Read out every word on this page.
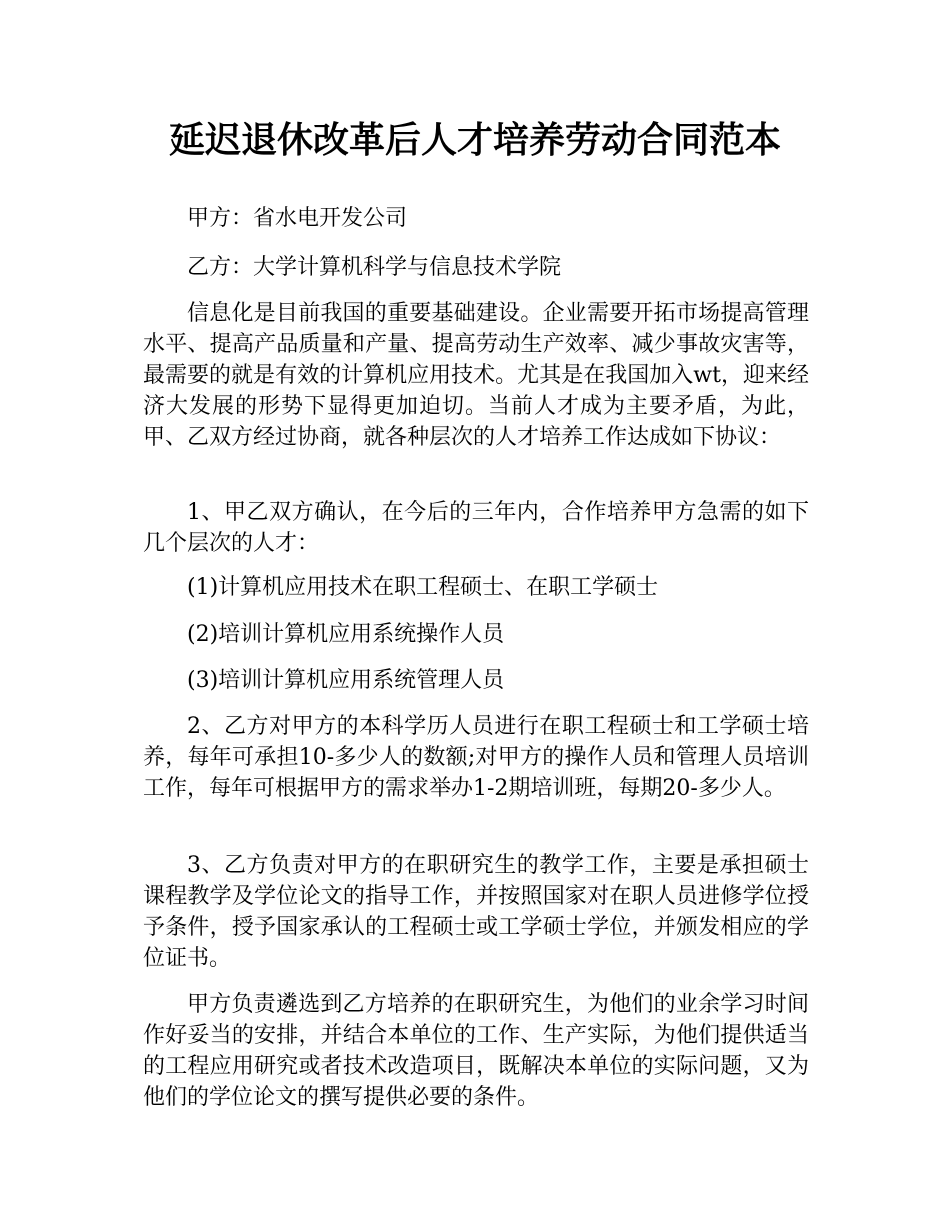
延迟退休改革后人才培养劳动合同范本

甲方：省水电开发公司

乙方：大学计算机科学与信息技术学院

信息化是目前我国的重要基础建设。企业需要开拓市场提高管理水平、提高产品质量和产量、提高劳动生产效率、减少事故灾害等，最需要的就是有效的计算机应用技术。尤其是在我国加入wt，迎来经济大发展的形势下显得更加迫切。当前人才成为主要矛盾，为此，甲、乙双方经过协商，就各种层次的人才培养工作达成如下协议：

1、甲乙双方确认，在今后的三年内，合作培养甲方急需的如下几个层次的人才：

(1)计算机应用技术在职工程硕士、在职工学硕士

(2)培训计算机应用系统操作人员

(3)培训计算机应用系统管理人员

2、乙方对甲方的本科学历人员进行在职工程硕士和工学硕士培养，每年可承担10-多少人的数额;对甲方的操作人员和管理人员培训工作，每年可根据甲方的需求举办1-2期培训班，每期20-多少人。

3、乙方负责对甲方的在职研究生的教学工作，主要是承担硕士课程教学及学位论文的指导工作，并按照国家对在职人员进修学位授予条件，授予国家承认的工程硕士或工学硕士学位，并颁发相应的学位证书。

甲方负责遴选到乙方培养的在职研究生，为他们的业余学习时间作好妥当的安排，并结合本单位的工作、生产实际，为他们提供适当的工程应用研究或者技术改造项目，既解决本单位的实际问题，又为他们的学位论文的撰写提供必要的条件。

■ SHORT TASK
Write out each line of the data exactly; the images should be left out.

■ REPLY TO THE TASK
Read out every word on this page.
延迟退休改革后人才培养劳动合同范本

甲方：省水电开发公司

乙方：大学计算机科学与信息技术学院

信息化是目前我国的重要基础建设。企业需要开拓市场提高管理水平、提高产品质量和产量、提高劳动生产效率、减少事故灾害等，最需要的就是有效的计算机应用技术。尤其是在我国加入wt，迎来经济大发展的形势下显得更加迫切。当前人才成为主要矛盾，为此，甲、乙双方经过协商，就各种层次的人才培养工作达成如下协议：

1、甲乙双方确认，在今后的三年内，合作培养甲方急需的如下几个层次的人才：

(1)计算机应用技术在职工程硕士、在职工学硕士

(2)培训计算机应用系统操作人员

(3)培训计算机应用系统管理人员

2、乙方对甲方的本科学历人员进行在职工程硕士和工学硕士培养，每年可承担10-多少人的数额;对甲方的操作人员和管理人员培训工作，每年可根据甲方的需求举办1-2期培训班，每期20-多少人。

3、乙方负责对甲方的在职研究生的教学工作，主要是承担硕士课程教学及学位论文的指导工作，并按照国家对在职人员进修学位授予条件，授予国家承认的工程硕士或工学硕士学位，并颁发相应的学位证书。

甲方负责遴选到乙方培养的在职研究生，为他们的业余学习时间作好妥当的安排，并结合本单位的工作、生产实际，为他们提供适当的工程应用研究或者技术改造项目，既解决本单位的实际问题，又为他们的学位论文的撰写提供必要的条件。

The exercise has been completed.